**WRITTEN PROBLEM**
Retype the whole listing verbatim and keep the pictures out of it.

**EXTRACTED INFORMATION**

━━━━━━

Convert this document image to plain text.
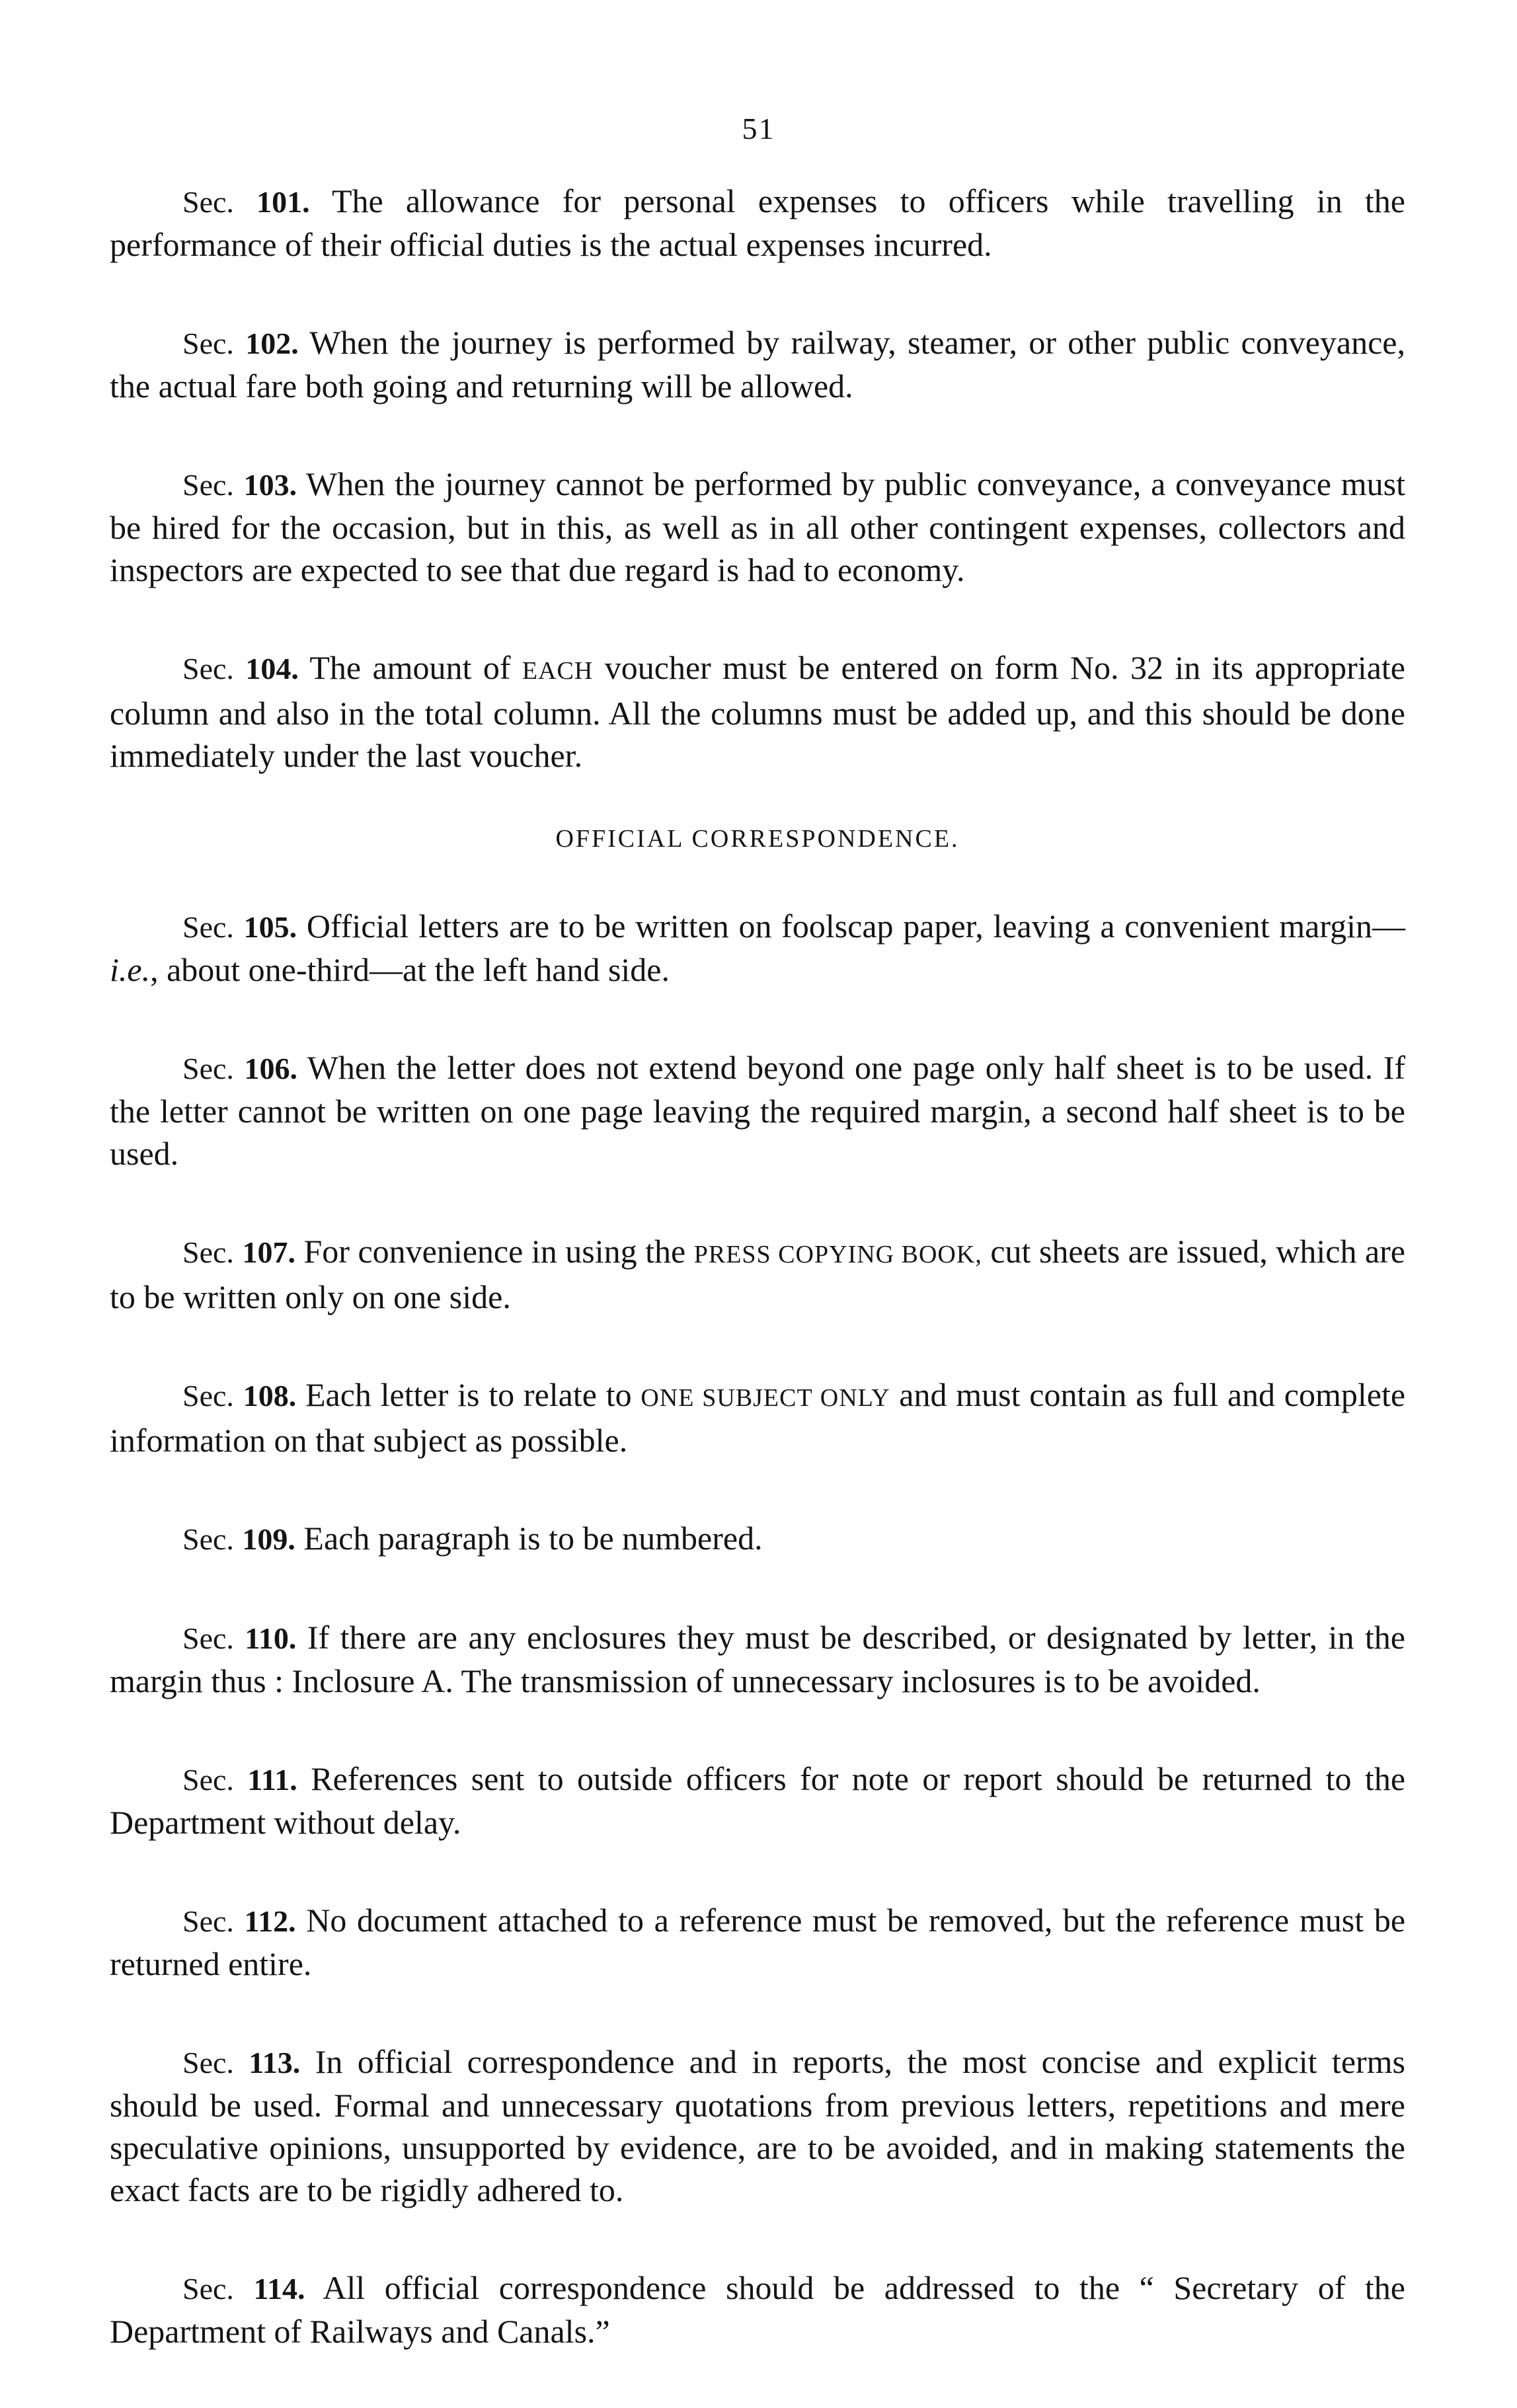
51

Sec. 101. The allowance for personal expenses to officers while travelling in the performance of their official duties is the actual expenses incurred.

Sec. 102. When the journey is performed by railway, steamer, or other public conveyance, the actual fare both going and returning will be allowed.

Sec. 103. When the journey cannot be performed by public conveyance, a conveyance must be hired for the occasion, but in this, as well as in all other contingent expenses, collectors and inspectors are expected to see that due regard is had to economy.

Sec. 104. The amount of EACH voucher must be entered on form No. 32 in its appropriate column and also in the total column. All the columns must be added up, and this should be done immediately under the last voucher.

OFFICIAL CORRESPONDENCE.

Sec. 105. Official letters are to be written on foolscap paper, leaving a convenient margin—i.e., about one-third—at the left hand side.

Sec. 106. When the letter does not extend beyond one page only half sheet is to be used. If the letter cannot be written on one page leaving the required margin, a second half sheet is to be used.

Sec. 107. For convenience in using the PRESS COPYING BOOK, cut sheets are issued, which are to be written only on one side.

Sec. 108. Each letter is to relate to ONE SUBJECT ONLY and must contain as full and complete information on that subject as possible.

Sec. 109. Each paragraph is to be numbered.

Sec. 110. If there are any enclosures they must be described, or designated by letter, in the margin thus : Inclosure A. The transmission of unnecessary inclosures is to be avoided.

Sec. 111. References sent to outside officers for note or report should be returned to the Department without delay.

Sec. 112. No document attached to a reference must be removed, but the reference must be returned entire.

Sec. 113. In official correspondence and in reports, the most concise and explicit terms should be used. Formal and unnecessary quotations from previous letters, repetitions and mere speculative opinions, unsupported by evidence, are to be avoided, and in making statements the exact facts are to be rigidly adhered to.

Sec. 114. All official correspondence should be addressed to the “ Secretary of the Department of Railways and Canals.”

━━━━━━

**FINISHED TASK**
Convert this document image to plain text.
51

Sec. 101. The allowance for personal expenses to officers while travelling in the performance of their official duties is the actual expenses incurred.

Sec. 102. When the journey is performed by railway, steamer, or other public conveyance, the actual fare both going and returning will be allowed.

Sec. 103. When the journey cannot be performed by public conveyance, a conveyance must be hired for the occasion, but in this, as well as in all other contingent expenses, collectors and inspectors are expected to see that due regard is had to economy.

Sec. 104. The amount of EACH voucher must be entered on form No. 32 in its appropriate column and also in the total column. All the columns must be added up, and this should be done immediately under the last voucher.

OFFICIAL CORRESPONDENCE.

Sec. 105. Official letters are to be written on foolscap paper, leaving a convenient margin—i.e., about one-third—at the left hand side.

Sec. 106. When the letter does not extend beyond one page only half sheet is to be used. If the letter cannot be written on one page leaving the required margin, a second half sheet is to be used.

Sec. 107. For convenience in using the PRESS COPYING BOOK, cut sheets are issued, which are to be written only on one side.

Sec. 108. Each letter is to relate to ONE SUBJECT ONLY and must contain as full and complete information on that subject as possible.

Sec. 109. Each paragraph is to be numbered.

Sec. 110. If there are any enclosures they must be described, or designated by letter, in the margin thus : Inclosure A. The transmission of unnecessary inclosures is to be avoided.

Sec. 111. References sent to outside officers for note or report should be returned to the Department without delay.

Sec. 112. No document attached to a reference must be removed, but the reference must be returned entire.

Sec. 113. In official correspondence and in reports, the most concise and explicit terms should be used. Formal and unnecessary quotations from previous letters, repetitions and mere speculative opinions, unsupported by evidence, are to be avoided, and in making statements the exact facts are to be rigidly adhered to.

Sec. 114. All official correspondence should be addressed to the “ Secretary of the Department of Railways and Canals.”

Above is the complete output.